» EXERCISE TASK
Look through the material below. Copy every line with the string "name" in it.

(Structured figure records)
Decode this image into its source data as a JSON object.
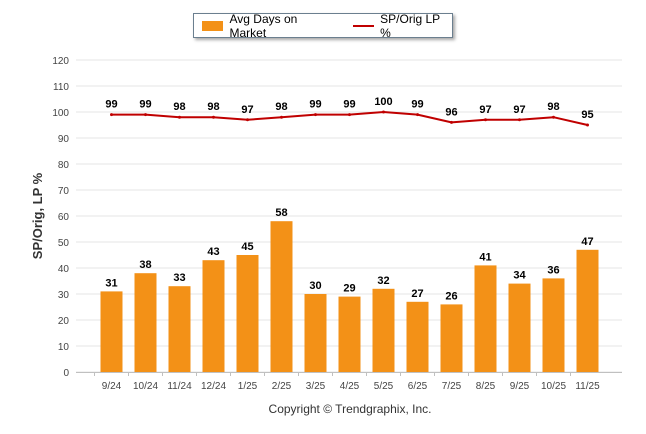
{
  "legend": {
    "bar_label": "Avg Days on Market",
    "line_label": "SP/Orig LP %"
  },
  "copyright": "Copyright © Trendgraphix, Inc.",
  "colors": {
    "bar": "#f39117",
    "line": "#c00000",
    "grid": "#e4e4e4"
  },
  "chart_data": {
    "type": "bar",
    "title": "",
    "xlabel": "",
    "ylabel": "SP/Orig, LP %",
    "ylim": [
      0,
      120
    ],
    "yticks": [
      0,
      10,
      20,
      30,
      40,
      50,
      60,
      70,
      80,
      90,
      100,
      110,
      120
    ],
    "grid": true,
    "legend_position": "top-center",
    "categories": [
      "9/24",
      "10/24",
      "11/24",
      "12/24",
      "1/25",
      "2/25",
      "3/25",
      "4/25",
      "5/25",
      "6/25",
      "7/25",
      "8/25",
      "9/25",
      "10/25",
      "11/25"
    ],
    "series": [
      {
        "name": "Avg Days on Market",
        "type": "bar",
        "values": [
          31,
          38,
          33,
          43,
          45,
          58,
          30,
          29,
          32,
          27,
          26,
          41,
          34,
          36,
          47
        ]
      },
      {
        "name": "SP/Orig LP %",
        "type": "line",
        "values": [
          99,
          99,
          98,
          98,
          97,
          98,
          99,
          99,
          100,
          99,
          96,
          97,
          97,
          98,
          95
        ]
      }
    ]
  }
}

» SOLUTION
        "name": "Avg Days on Market",
        "name": "SP/Orig LP %",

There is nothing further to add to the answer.